**Task requirements**
With the images removed, repeat the data below exactly.

(Stored entries)
○ ○ ○ ○ ○ ○ ○

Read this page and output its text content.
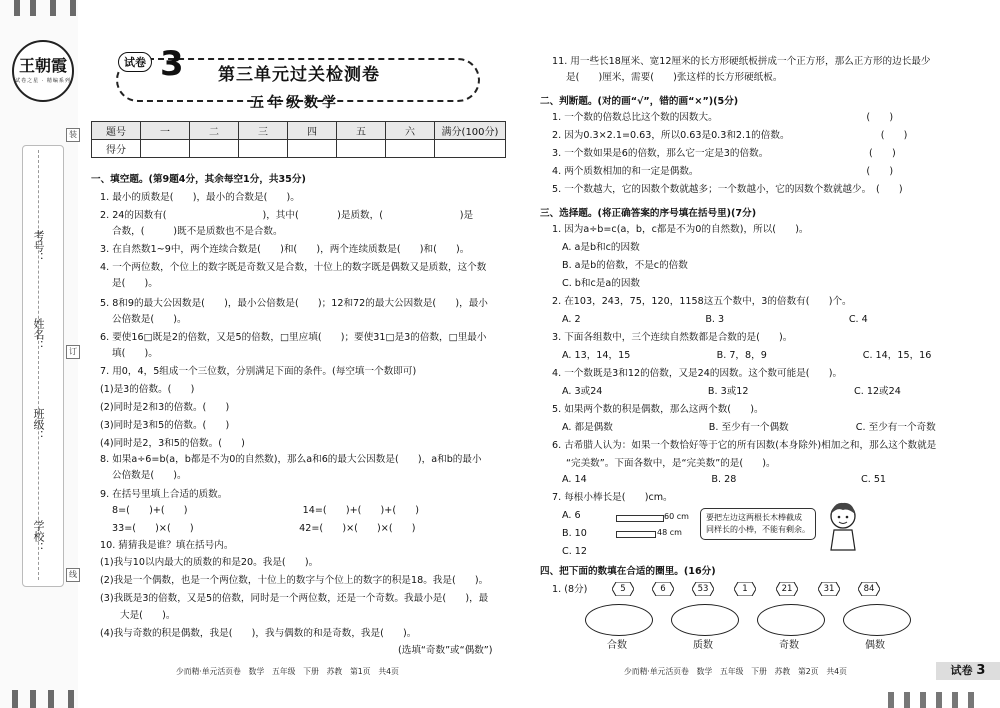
王朝霞
试卷之星 · 精编系列
考号：
姓名：
班级：
学校：
装
订
线
试卷 3 第三单元过关检测卷
五年级数学
题号	一	二	三	四	五	六	满分(100分)
得分							
一、填空题。(第9题4分，其余每空1分，共35分)
1. 最小的质数是(　　)，最小的合数是(　　)。
2. 24的因数有(　　　　　　　　　　)，其中(　　　　)是质数，(　　　　　　　　)是
合数，(　　　)既不是质数也不是合数。
3. 在自然数1~9中，两个连续合数是(　　)和(　　)，两个连续质数是(　　)和(　　)。
4. 一个两位数，个位上的数字既是奇数又是合数，十位上的数字既是偶数又是质数，这个数
是(　　)。
5. 8和9的最大公因数是(　　)，最小公倍数是(　　)；12和72的最大公因数是(　　)，最小
公倍数是(　　)。
6. 要使16□既是2的倍数，又是5的倍数，□里应填(　　)；要使31□是3的倍数，□里最小
填(　　)。
7. 用0，4，5组成一个三位数，分别满足下面的条件。(每空填一个数即可)
(1)是3的倍数。(　　)
(2)同时是2和3的倍数。(　　)
(3)同时是3和5的倍数。(　　)
(4)同时是2，3和5的倍数。(　　)
8. 如果a÷6=b(a，b都是不为0的自然数)，那么a和6的最大公因数是(　　)，a和b的最小
公倍数是(　　)。
9. 在括号里填上合适的质数。
8=(　　)+(　　)　　　　　　　　　　　　14=(　　)+(　　)+(　　)
33=(　　)×(　　)　　　　　　　　　　　42=(　　)×(　　)×(　　)
10. 猜猜我是谁？填在括号内。
(1)我与10以内最大的质数的和是20。我是(　　)。
(2)我是一个偶数，也是一个两位数，十位上的数字与个位上的数字的积是18。我是(　　)。
(3)我既是3的倍数，又是5的倍数，同时是一个两位数，还是一个奇数。我最小是(　　)，最
大是(　　)。
(4)我与奇数的积是偶数，我是(　　)，我与偶数的和是奇数，我是(　　)。
(选填“奇数”或“偶数”)
11. 用一些长18厘米、宽12厘米的长方形硬纸板拼成一个正方形，那么正方形的边长最少
是(　　)厘米，需要(　　)张这样的长方形硬纸板。
二、判断题。(对的画“√”，错的画“×”)(5分)
1. 一个数的倍数总比这个数的因数大。　　　　　　　　　　　　　　　　(　　)
2. 因为0.3×2.1=0.63，所以0.63是0.3和2.1的倍数。　　　　　　　　　　(　　)
3. 一个数如果是6的倍数，那么它一定是3的倍数。　　　　　　　　　　　(　　)
4. 两个质数相加的和一定是偶数。　　　　　　　　　　　　　　　　　　(　　)
5. 一个数越大，它的因数个数就越多；一个数越小，它的因数个数就越少。　(　　)
三、选择题。(将正确答案的序号填在括号里)(7分)
1. 因为a÷b=c(a，b，c都是不为0的自然数)，所以(　　)。
A. a是b和c的因数
B. a是b的倍数，不是c的倍数
C. b和c是a的因数
2. 在103，243，75，120，1158这五个数中，3的倍数有(　　)个。
A. 2　　　　　　　　　　　　　B. 3　　　　　　　　　　　　　C. 4
3. 下面各组数中，三个连续自然数都是合数的是(　　)。
A. 13，14，15　　　　　　　　　B. 7，8，9　　　　　　　　　　C. 14，15，16
4. 一个数既是3和12的倍数，又是24的因数。这个数可能是(　　)。
A. 3或24　　　　　　　　　　　B. 3或12　　　　　　　　　　　C. 12或24
5. 如果两个数的积是偶数，那么这两个数(　　)。
A. 都是偶数　　　　　　　　　　B. 至少有一个偶数　　　　　　　C. 至少有一个奇数
6. 古希腊人认为：如果一个数恰好等于它的所有因数(本身除外)相加之和，那么这个数就是
“完美数”。下面各数中，是“完美数”的是(　　)。
A. 14　　　　　　　　　　　　　B. 28　　　　　　　　　　　　　C. 51
7. 每根小棒长是(　　)cm。
A. 6
B. 10
C. 12
四、把下面的数填在合适的圈里。(16分)
1. (8分)
60 cm
48 cm
要把左边这两根长木棒截成
同样长的小棒，不能有剩余。
5	6	53	1	21	31	84
合数	质数	奇数	偶数
少而精·单元活页卷　数学　五年级　下册　苏教　第1页　共4页	少而精·单元活页卷　数学　五年级　下册　苏教　第2页　共4页	试卷 3
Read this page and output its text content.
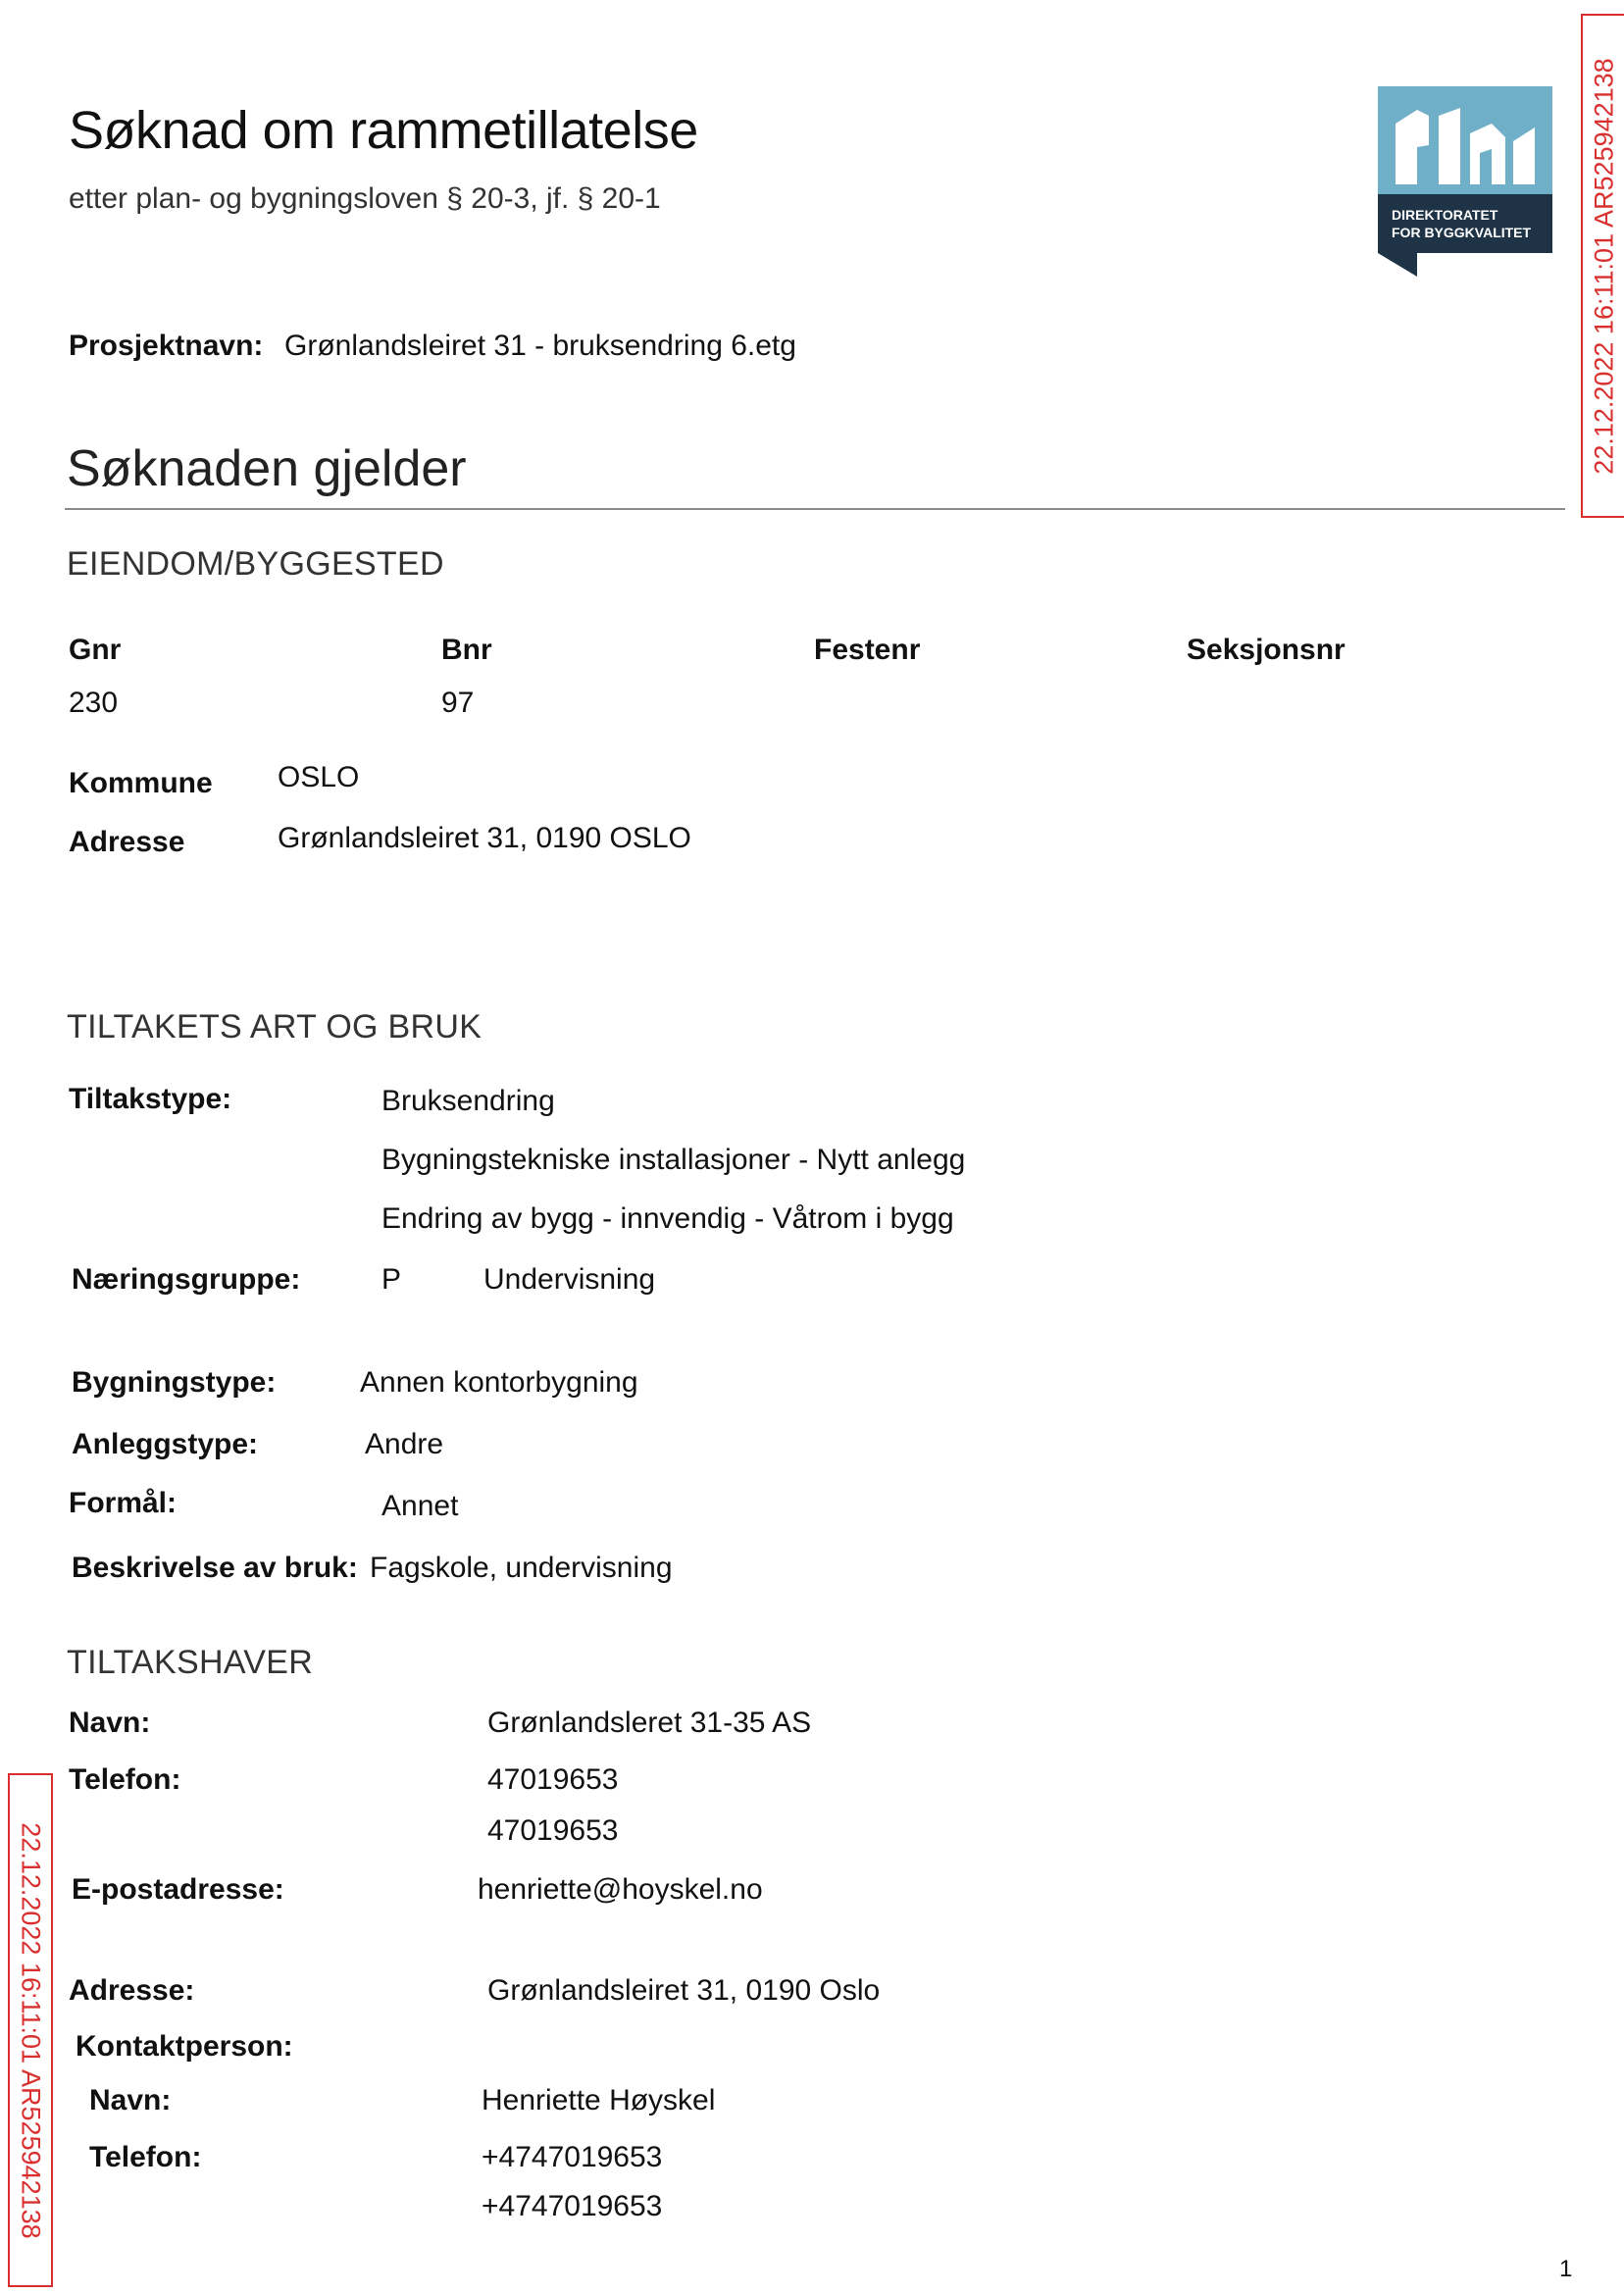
Søknad om rammetillatelse
etter plan- og bygningsloven § 20-3, jf. § 20-1
Prosjektnavn: Grønlandsleiret 31 - bruksendring 6.etg
DIREKTORATET
FOR BYGGKVALITET 22.12.2022 16:11:01 AR525942138
22.12.2022 16:11:01 AR525942138
Søknaden gjelder
EIENDOM/BYGGESTED
Gnr	Bnr	Festenr	Seksjonsnr
230	97
Kommune OSLO
Adresse	Grønlandsleiret 31, 0190 OSLO
TILTAKETS ART OG BRUK
Tiltakstype:	Bruksendring
Bygningstekniske installasjoner - Nytt anlegg
Endring av bygg - innvendig - Våtrom i bygg
Næringsgruppe:	P	Undervisning
Bygningstype:	Annen kontorbygning
Anleggstype:	Andre
Formål:	Annet
Beskrivelse av bruk: Fagskole, undervisning
TILTAKSHAVER
Navn:	Grønlandsleret 31-35 AS
Telefon:	47019653
47019653
E-postadresse:	henriette@hoyskel.no
Adresse:	Grønlandsleiret 31, 0190 Oslo
Kontaktperson:
Navn:	Henriette Høyskel
Telefon:	+4747019653
+4747019653
1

○ ○ ○ ○ ○ ○ ○

**Task solution**
Read this page and output its text content.
王朝霞
试卷之星 · 精编系列
考号：
姓名：
班级：
学校：
装
订
线
试卷 3 第三单元过关检测卷
五年级数学
题号	一	二	三	四	五	六	满分(100分)
得分							
一、填空题。(第9题4分，其余每空1分，共35分)
1. 最小的质数是(　　)，最小的合数是(　　)。
2. 24的因数有(　　　　　　　　　　)，其中(　　　　)是质数，(　　　　　　　　)是
合数，(　　　)既不是质数也不是合数。
3. 在自然数1~9中，两个连续合数是(　　)和(　　)，两个连续质数是(　　)和(　　)。
4. 一个两位数，个位上的数字既是奇数又是合数，十位上的数字既是偶数又是质数，这个数
是(　　)。
5. 8和9的最大公因数是(　　)，最小公倍数是(　　)；12和72的最大公因数是(　　)，最小
公倍数是(　　)。
6. 要使16□既是2的倍数，又是5的倍数，□里应填(　　)；要使31□是3的倍数，□里最小
填(　　)。
7. 用0，4，5组成一个三位数，分别满足下面的条件。(每空填一个数即可)
(1)是3的倍数。(　　)
(2)同时是2和3的倍数。(　　)
(3)同时是3和5的倍数。(　　)
(4)同时是2，3和5的倍数。(　　)
8. 如果a÷6=b(a，b都是不为0的自然数)，那么a和6的最大公因数是(　　)，a和b的最小
公倍数是(　　)。
9. 在括号里填上合适的质数。
8=(　　)+(　　)　　　　　　　　　　　　14=(　　)+(　　)+(　　)
33=(　　)×(　　)　　　　　　　　　　　42=(　　)×(　　)×(　　)
10. 猜猜我是谁？填在括号内。
(1)我与10以内最大的质数的和是20。我是(　　)。
(2)我是一个偶数，也是一个两位数，十位上的数字与个位上的数字的积是18。我是(　　)。
(3)我既是3的倍数，又是5的倍数，同时是一个两位数，还是一个奇数。我最小是(　　)，最
大是(　　)。
(4)我与奇数的积是偶数，我是(　　)，我与偶数的和是奇数，我是(　　)。
(选填“奇数”或“偶数”)
11. 用一些长18厘米、宽12厘米的长方形硬纸板拼成一个正方形，那么正方形的边长最少
是(　　)厘米，需要(　　)张这样的长方形硬纸板。
二、判断题。(对的画“√”，错的画“×”)(5分)
1. 一个数的倍数总比这个数的因数大。　　　　　　　　　　　　　　　　(　　)
2. 因为0.3×2.1=0.63，所以0.63是0.3和2.1的倍数。　　　　　　　　　　(　　)
3. 一个数如果是6的倍数，那么它一定是3的倍数。　　　　　　　　　　　(　　)
4. 两个质数相加的和一定是偶数。　　　　　　　　　　　　　　　　　　(　　)
5. 一个数越大，它的因数个数就越多；一个数越小，它的因数个数就越少。　(　　)
三、选择题。(将正确答案的序号填在括号里)(7分)
1. 因为a÷b=c(a，b，c都是不为0的自然数)，所以(　　)。
A. a是b和c的因数
B. a是b的倍数，不是c的倍数
C. b和c是a的因数
2. 在103，243，75，120，1158这五个数中，3的倍数有(　　)个。
A. 2　　　　　　　　　　　　　B. 3　　　　　　　　　　　　　C. 4
3. 下面各组数中，三个连续自然数都是合数的是(　　)。
A. 13，14，15　　　　　　　　　B. 7，8，9　　　　　　　　　　C. 14，15，16
4. 一个数既是3和12的倍数，又是24的因数。这个数可能是(　　)。
A. 3或24　　　　　　　　　　　B. 3或12　　　　　　　　　　　C. 12或24
5. 如果两个数的积是偶数，那么这两个数(　　)。
A. 都是偶数　　　　　　　　　　B. 至少有一个偶数　　　　　　　C. 至少有一个奇数
6. 古希腊人认为：如果一个数恰好等于它的所有因数(本身除外)相加之和，那么这个数就是
“完美数”。下面各数中，是“完美数”的是(　　)。
A. 14　　　　　　　　　　　　　B. 28　　　　　　　　　　　　　C. 51
7. 每根小棒长是(　　)cm。
A. 6
B. 10
C. 12
四、把下面的数填在合适的圈里。(16分)
1. (8分)
60 cm
48 cm
要把左边这两根长木棒截成
同样长的小棒，不能有剩余。
5	6	53	1	21	31	84
合数	质数	奇数	偶数
少而精·单元活页卷　数学　五年级　下册　苏教　第1页　共4页	少而精·单元活页卷　数学　五年级　下册　苏教　第2页　共4页	试卷 3
Read this page and output its text content.
Søknad om rammetillatelse
etter plan- og bygningsloven § 20-3, jf. § 20-1
Prosjektnavn: Grønlandsleiret 31 - bruksendring 6.etg
DIREKTORATET
FOR BYGGKVALITET 22.12.2022 16:11:01 AR525942138
22.12.2022 16:11:01 AR525942138
Søknaden gjelder
EIENDOM/BYGGESTED
Gnr	Bnr	Festenr	Seksjonsnr
230	97
Kommune OSLO
Adresse	Grønlandsleiret 31, 0190 OSLO
TILTAKETS ART OG BRUK
Tiltakstype:	Bruksendring
Bygningstekniske installasjoner - Nytt anlegg
Endring av bygg - innvendig - Våtrom i bygg
Næringsgruppe:	P	Undervisning
Bygningstype:	Annen kontorbygning
Anleggstype:	Andre
Formål:	Annet
Beskrivelse av bruk: Fagskole, undervisning
TILTAKSHAVER
Navn:	Grønlandsleret 31-35 AS
Telefon:	47019653
47019653
E-postadresse:	henriette@hoyskel.no
Adresse:	Grønlandsleiret 31, 0190 Oslo
Kontaktperson:
Navn:	Henriette Høyskel
Telefon:	+4747019653
+4747019653
1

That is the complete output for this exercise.